● **THE INPUT**
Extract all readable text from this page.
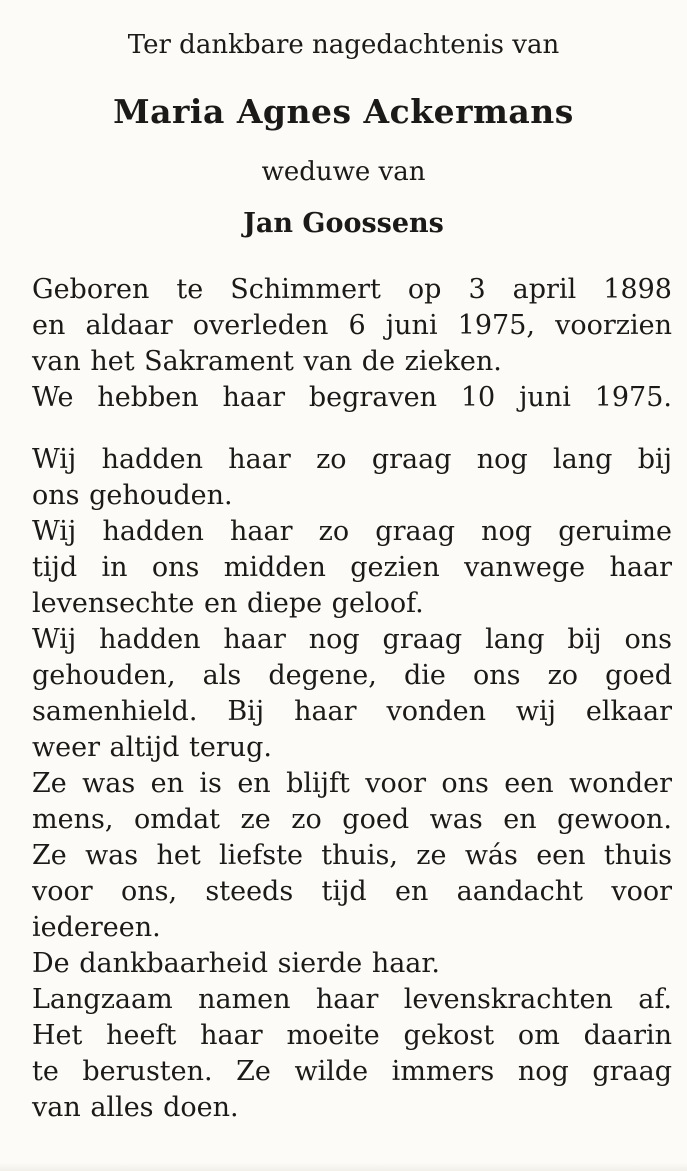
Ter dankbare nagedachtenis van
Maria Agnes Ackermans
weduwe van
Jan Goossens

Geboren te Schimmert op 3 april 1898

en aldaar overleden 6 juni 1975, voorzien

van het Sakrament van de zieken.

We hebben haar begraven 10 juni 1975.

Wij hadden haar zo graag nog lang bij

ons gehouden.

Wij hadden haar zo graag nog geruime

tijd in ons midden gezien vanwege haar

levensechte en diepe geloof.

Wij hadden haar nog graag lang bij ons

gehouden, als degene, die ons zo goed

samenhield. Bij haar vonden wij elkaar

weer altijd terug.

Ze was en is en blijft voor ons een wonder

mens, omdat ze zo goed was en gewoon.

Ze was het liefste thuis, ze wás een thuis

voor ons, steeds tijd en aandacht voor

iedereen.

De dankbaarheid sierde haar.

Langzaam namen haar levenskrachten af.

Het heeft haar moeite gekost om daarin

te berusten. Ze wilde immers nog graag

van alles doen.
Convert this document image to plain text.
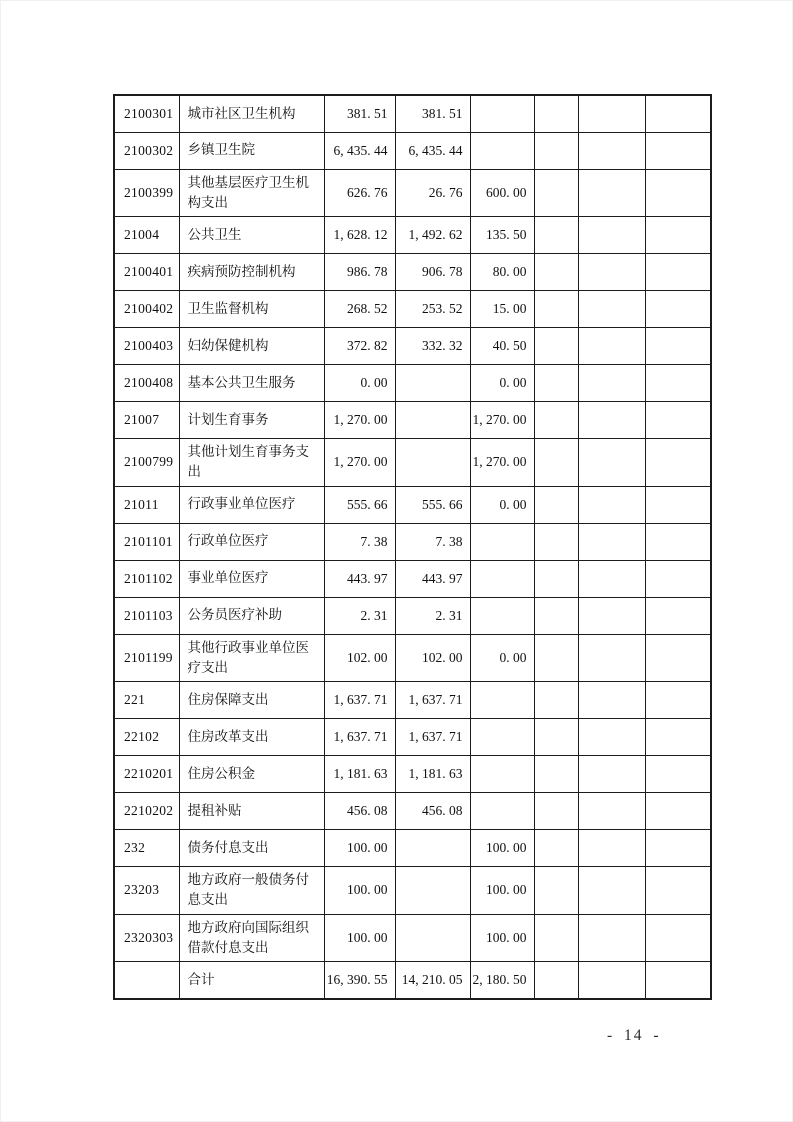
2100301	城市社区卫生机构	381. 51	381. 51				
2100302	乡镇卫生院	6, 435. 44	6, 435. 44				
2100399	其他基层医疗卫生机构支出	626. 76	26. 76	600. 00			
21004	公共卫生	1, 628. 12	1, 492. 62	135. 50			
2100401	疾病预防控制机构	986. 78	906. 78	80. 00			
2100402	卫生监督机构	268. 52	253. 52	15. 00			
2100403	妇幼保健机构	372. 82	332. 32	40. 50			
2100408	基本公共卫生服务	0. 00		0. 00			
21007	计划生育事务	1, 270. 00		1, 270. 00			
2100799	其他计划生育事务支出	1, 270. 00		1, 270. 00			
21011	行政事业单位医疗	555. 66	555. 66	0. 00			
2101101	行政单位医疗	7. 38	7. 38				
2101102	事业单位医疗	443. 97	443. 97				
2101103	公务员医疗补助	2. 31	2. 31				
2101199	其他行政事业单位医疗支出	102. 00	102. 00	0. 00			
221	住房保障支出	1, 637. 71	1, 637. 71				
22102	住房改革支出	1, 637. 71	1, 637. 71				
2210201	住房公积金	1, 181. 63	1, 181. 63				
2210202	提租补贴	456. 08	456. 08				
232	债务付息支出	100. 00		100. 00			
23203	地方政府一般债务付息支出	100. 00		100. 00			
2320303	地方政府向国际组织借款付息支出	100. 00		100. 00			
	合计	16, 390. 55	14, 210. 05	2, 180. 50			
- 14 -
--
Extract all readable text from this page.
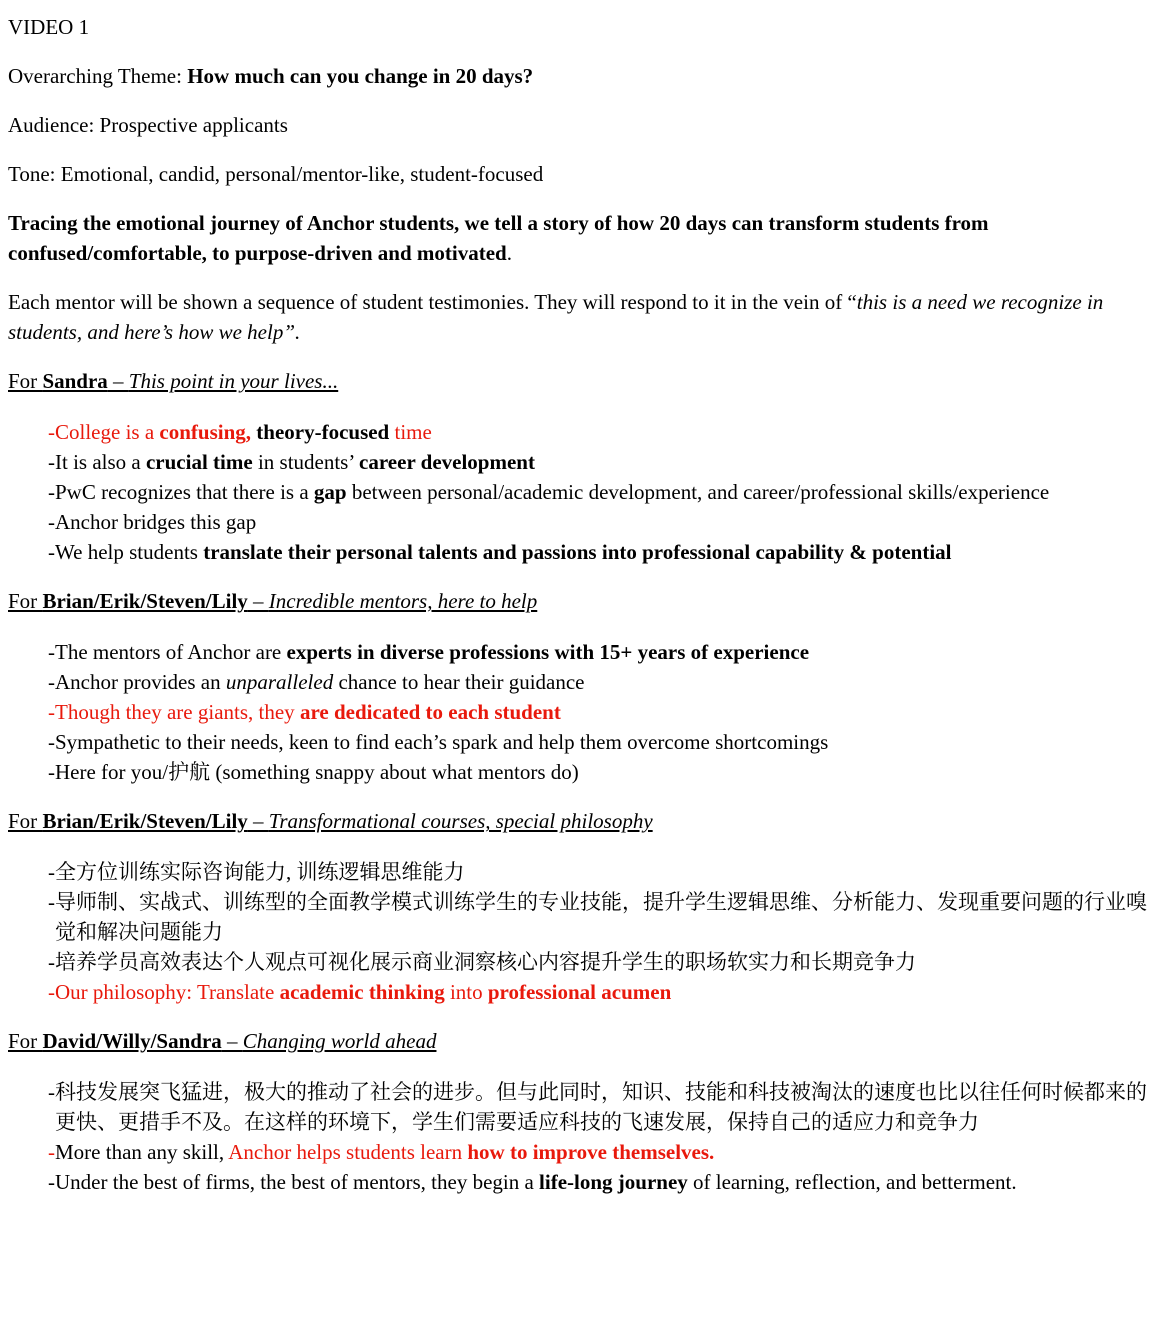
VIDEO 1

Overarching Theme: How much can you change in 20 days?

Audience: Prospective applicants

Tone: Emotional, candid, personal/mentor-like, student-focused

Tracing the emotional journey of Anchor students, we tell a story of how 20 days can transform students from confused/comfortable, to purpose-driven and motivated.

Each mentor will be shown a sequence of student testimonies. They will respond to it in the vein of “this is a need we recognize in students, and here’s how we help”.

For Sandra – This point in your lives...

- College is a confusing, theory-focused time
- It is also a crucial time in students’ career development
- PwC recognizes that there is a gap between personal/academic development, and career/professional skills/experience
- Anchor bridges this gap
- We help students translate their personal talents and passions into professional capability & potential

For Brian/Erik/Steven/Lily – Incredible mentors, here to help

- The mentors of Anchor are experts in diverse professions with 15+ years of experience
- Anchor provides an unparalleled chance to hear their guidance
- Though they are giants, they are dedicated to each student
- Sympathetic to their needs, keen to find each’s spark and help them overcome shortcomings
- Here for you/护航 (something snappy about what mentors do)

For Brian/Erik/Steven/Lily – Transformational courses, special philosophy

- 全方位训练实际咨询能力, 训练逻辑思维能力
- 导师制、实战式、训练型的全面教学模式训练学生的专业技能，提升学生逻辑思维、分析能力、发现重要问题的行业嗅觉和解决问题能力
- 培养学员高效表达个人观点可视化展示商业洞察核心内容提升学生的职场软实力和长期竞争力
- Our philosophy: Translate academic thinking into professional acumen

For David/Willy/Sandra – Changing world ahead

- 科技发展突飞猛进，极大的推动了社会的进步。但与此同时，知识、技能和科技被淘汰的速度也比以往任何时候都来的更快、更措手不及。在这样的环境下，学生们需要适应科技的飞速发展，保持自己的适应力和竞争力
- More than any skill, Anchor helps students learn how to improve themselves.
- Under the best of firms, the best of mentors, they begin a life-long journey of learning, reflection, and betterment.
--
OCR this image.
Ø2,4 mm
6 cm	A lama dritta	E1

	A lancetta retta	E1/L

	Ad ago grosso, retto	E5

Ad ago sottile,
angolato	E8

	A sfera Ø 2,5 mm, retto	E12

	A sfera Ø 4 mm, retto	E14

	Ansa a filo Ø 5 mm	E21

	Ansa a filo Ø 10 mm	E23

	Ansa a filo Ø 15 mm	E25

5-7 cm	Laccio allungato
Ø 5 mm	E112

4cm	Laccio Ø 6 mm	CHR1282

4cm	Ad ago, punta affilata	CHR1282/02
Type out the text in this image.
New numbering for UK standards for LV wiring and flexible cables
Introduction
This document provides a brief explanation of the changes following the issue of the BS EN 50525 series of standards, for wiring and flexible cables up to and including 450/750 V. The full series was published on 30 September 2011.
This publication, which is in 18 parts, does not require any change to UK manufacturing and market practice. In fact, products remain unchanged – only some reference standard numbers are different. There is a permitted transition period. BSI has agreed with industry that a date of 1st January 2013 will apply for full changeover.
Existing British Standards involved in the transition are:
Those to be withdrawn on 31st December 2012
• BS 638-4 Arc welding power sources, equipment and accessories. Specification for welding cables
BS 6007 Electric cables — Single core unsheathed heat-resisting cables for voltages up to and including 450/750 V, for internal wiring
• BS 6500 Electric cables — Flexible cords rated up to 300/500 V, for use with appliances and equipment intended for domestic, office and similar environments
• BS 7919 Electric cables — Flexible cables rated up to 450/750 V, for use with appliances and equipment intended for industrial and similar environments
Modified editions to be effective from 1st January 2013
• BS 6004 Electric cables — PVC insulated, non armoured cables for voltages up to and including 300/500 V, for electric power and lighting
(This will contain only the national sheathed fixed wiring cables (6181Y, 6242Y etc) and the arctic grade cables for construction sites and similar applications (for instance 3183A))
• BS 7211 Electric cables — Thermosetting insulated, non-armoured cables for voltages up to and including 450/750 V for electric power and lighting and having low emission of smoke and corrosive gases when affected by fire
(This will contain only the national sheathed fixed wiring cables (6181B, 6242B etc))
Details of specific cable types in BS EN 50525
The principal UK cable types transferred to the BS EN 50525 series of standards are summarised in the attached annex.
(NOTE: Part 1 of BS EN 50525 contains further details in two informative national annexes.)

● **WHAT TO WORK ON**
Whichever lines contain the string "sfera", select and copy them.

● **RESPONSE TO THIS EXERCISE**
	A sfera Ø 2,5 mm, retto	E12
	A sfera Ø 4 mm, retto	E14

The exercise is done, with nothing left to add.